**PROBLEM REQUIREMENTS**
Write out all of the data without omission, exactly as shown.

»»

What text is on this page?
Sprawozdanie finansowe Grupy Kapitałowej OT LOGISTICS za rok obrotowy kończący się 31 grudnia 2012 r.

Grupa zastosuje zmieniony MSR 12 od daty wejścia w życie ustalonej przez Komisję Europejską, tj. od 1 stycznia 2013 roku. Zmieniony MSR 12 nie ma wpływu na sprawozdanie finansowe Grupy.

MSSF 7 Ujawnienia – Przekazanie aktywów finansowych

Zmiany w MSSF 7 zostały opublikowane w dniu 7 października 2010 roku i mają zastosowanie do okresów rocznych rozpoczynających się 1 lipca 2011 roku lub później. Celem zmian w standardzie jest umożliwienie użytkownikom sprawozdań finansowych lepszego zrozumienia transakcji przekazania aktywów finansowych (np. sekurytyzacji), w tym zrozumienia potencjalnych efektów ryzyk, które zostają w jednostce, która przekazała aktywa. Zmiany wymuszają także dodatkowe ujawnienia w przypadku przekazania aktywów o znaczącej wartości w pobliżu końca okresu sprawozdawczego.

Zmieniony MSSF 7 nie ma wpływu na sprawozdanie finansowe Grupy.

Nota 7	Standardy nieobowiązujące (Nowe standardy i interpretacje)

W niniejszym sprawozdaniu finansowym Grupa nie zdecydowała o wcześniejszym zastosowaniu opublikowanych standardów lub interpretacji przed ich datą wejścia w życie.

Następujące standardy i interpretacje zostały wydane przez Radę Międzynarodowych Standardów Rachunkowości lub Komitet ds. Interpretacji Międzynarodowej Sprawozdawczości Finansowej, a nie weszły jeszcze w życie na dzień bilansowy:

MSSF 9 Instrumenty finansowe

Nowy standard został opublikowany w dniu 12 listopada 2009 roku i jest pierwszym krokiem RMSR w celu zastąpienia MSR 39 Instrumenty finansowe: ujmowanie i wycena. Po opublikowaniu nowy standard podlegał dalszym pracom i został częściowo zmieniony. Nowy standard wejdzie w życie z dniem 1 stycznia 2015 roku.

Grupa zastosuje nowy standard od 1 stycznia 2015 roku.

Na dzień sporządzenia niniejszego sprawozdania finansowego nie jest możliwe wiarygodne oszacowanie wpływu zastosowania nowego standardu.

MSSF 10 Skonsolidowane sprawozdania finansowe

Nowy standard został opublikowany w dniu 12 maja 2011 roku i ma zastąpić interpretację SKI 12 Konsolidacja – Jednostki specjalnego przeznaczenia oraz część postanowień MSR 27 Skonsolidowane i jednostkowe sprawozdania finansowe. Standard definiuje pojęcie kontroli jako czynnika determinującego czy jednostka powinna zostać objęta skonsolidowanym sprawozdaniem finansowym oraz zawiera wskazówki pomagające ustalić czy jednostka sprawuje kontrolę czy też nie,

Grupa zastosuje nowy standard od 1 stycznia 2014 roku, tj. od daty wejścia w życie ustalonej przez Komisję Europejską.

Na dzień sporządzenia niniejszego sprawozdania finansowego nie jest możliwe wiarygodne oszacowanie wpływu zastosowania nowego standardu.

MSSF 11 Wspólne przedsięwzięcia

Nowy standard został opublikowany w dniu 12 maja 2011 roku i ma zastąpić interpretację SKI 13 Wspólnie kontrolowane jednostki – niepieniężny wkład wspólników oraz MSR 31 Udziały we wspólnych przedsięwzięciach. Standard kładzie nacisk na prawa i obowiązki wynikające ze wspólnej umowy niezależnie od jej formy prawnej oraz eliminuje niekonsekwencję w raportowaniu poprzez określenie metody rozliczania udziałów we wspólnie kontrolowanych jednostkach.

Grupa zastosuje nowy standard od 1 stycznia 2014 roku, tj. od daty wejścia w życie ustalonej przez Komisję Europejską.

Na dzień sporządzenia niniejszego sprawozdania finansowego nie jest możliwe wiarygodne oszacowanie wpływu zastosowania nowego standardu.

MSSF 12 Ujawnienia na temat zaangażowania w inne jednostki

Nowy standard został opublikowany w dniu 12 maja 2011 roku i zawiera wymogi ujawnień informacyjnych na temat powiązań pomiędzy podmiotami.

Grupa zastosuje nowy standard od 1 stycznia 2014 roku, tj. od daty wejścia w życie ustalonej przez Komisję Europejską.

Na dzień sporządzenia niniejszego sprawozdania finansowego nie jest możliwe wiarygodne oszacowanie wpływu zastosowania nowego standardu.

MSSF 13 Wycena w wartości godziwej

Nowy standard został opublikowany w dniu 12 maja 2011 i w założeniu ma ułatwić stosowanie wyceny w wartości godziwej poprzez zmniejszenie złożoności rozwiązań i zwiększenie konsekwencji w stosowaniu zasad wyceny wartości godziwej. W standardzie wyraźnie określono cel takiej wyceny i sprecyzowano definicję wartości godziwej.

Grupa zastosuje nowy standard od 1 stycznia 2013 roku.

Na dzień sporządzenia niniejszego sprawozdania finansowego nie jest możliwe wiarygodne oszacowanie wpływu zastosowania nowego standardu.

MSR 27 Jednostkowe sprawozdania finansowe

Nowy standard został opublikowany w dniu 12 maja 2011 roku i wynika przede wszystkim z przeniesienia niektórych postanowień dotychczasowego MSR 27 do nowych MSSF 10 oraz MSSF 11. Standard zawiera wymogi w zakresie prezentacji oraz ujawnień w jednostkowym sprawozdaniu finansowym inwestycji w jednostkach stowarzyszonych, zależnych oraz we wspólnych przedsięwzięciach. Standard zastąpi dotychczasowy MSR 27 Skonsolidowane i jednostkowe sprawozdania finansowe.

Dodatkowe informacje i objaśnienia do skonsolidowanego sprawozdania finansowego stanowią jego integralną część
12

««

**EXERCISE RESPONSE**
What text is on this page?
Sprawozdanie finansowe Grupy Kapitałowej OT LOGISTICS za rok obrotowy kończący się 31 grudnia 2012 r.

Grupa zastosuje zmieniony MSR 12 od daty wejścia w życie ustalonej przez Komisję Europejską, tj. od 1 stycznia 2013 roku. Zmieniony MSR 12 nie ma wpływu na sprawozdanie finansowe Grupy.

MSSF 7 Ujawnienia – Przekazanie aktywów finansowych

Zmiany w MSSF 7 zostały opublikowane w dniu 7 października 2010 roku i mają zastosowanie do okresów rocznych rozpoczynających się 1 lipca 2011 roku lub później. Celem zmian w standardzie jest umożliwienie użytkownikom sprawozdań finansowych lepszego zrozumienia transakcji przekazania aktywów finansowych (np. sekurytyzacji), w tym zrozumienia potencjalnych efektów ryzyk, które zostają w jednostce, która przekazała aktywa. Zmiany wymuszają także dodatkowe ujawnienia w przypadku przekazania aktywów o znaczącej wartości w pobliżu końca okresu sprawozdawczego.

Zmieniony MSSF 7 nie ma wpływu na sprawozdanie finansowe Grupy.

Nota 7	Standardy nieobowiązujące (Nowe standardy i interpretacje)

W niniejszym sprawozdaniu finansowym Grupa nie zdecydowała o wcześniejszym zastosowaniu opublikowanych standardów lub interpretacji przed ich datą wejścia w życie.

Następujące standardy i interpretacje zostały wydane przez Radę Międzynarodowych Standardów Rachunkowości lub Komitet ds. Interpretacji Międzynarodowej Sprawozdawczości Finansowej, a nie weszły jeszcze w życie na dzień bilansowy:

MSSF 9 Instrumenty finansowe

Nowy standard został opublikowany w dniu 12 listopada 2009 roku i jest pierwszym krokiem RMSR w celu zastąpienia MSR 39 Instrumenty finansowe: ujmowanie i wycena. Po opublikowaniu nowy standard podlegał dalszym pracom i został częściowo zmieniony. Nowy standard wejdzie w życie z dniem 1 stycznia 2015 roku.

Grupa zastosuje nowy standard od 1 stycznia 2015 roku.

Na dzień sporządzenia niniejszego sprawozdania finansowego nie jest możliwe wiarygodne oszacowanie wpływu zastosowania nowego standardu.

MSSF 10 Skonsolidowane sprawozdania finansowe

Nowy standard został opublikowany w dniu 12 maja 2011 roku i ma zastąpić interpretację SKI 12 Konsolidacja – Jednostki specjalnego przeznaczenia oraz część postanowień MSR 27 Skonsolidowane i jednostkowe sprawozdania finansowe. Standard definiuje pojęcie kontroli jako czynnika determinującego czy jednostka powinna zostać objęta skonsolidowanym sprawozdaniem finansowym oraz zawiera wskazówki pomagające ustalić czy jednostka sprawuje kontrolę czy też nie,

Grupa zastosuje nowy standard od 1 stycznia 2014 roku, tj. od daty wejścia w życie ustalonej przez Komisję Europejską.

Na dzień sporządzenia niniejszego sprawozdania finansowego nie jest możliwe wiarygodne oszacowanie wpływu zastosowania nowego standardu.

MSSF 11 Wspólne przedsięwzięcia

Nowy standard został opublikowany w dniu 12 maja 2011 roku i ma zastąpić interpretację SKI 13 Wspólnie kontrolowane jednostki – niepieniężny wkład wspólników oraz MSR 31 Udziały we wspólnych przedsięwzięciach. Standard kładzie nacisk na prawa i obowiązki wynikające ze wspólnej umowy niezależnie od jej formy prawnej oraz eliminuje niekonsekwencję w raportowaniu poprzez określenie metody rozliczania udziałów we wspólnie kontrolowanych jednostkach.

Grupa zastosuje nowy standard od 1 stycznia 2014 roku, tj. od daty wejścia w życie ustalonej przez Komisję Europejską.

Na dzień sporządzenia niniejszego sprawozdania finansowego nie jest możliwe wiarygodne oszacowanie wpływu zastosowania nowego standardu.

MSSF 12 Ujawnienia na temat zaangażowania w inne jednostki

Nowy standard został opublikowany w dniu 12 maja 2011 roku i zawiera wymogi ujawnień informacyjnych na temat powiązań pomiędzy podmiotami.

Grupa zastosuje nowy standard od 1 stycznia 2014 roku, tj. od daty wejścia w życie ustalonej przez Komisję Europejską.

Na dzień sporządzenia niniejszego sprawozdania finansowego nie jest możliwe wiarygodne oszacowanie wpływu zastosowania nowego standardu.

MSSF 13 Wycena w wartości godziwej

Nowy standard został opublikowany w dniu 12 maja 2011 i w założeniu ma ułatwić stosowanie wyceny w wartości godziwej poprzez zmniejszenie złożoności rozwiązań i zwiększenie konsekwencji w stosowaniu zasad wyceny wartości godziwej. W standardzie wyraźnie określono cel takiej wyceny i sprecyzowano definicję wartości godziwej.

Grupa zastosuje nowy standard od 1 stycznia 2013 roku.

Na dzień sporządzenia niniejszego sprawozdania finansowego nie jest możliwe wiarygodne oszacowanie wpływu zastosowania nowego standardu.

MSR 27 Jednostkowe sprawozdania finansowe

Nowy standard został opublikowany w dniu 12 maja 2011 roku i wynika przede wszystkim z przeniesienia niektórych postanowień dotychczasowego MSR 27 do nowych MSSF 10 oraz MSSF 11. Standard zawiera wymogi w zakresie prezentacji oraz ujawnień w jednostkowym sprawozdaniu finansowym inwestycji w jednostkach stowarzyszonych, zależnych oraz we wspólnych przedsięwzięciach. Standard zastąpi dotychczasowy MSR 27 Skonsolidowane i jednostkowe sprawozdania finansowe.

Dodatkowe informacje i objaśnienia do skonsolidowanego sprawozdania finansowego stanowią jego integralną część
12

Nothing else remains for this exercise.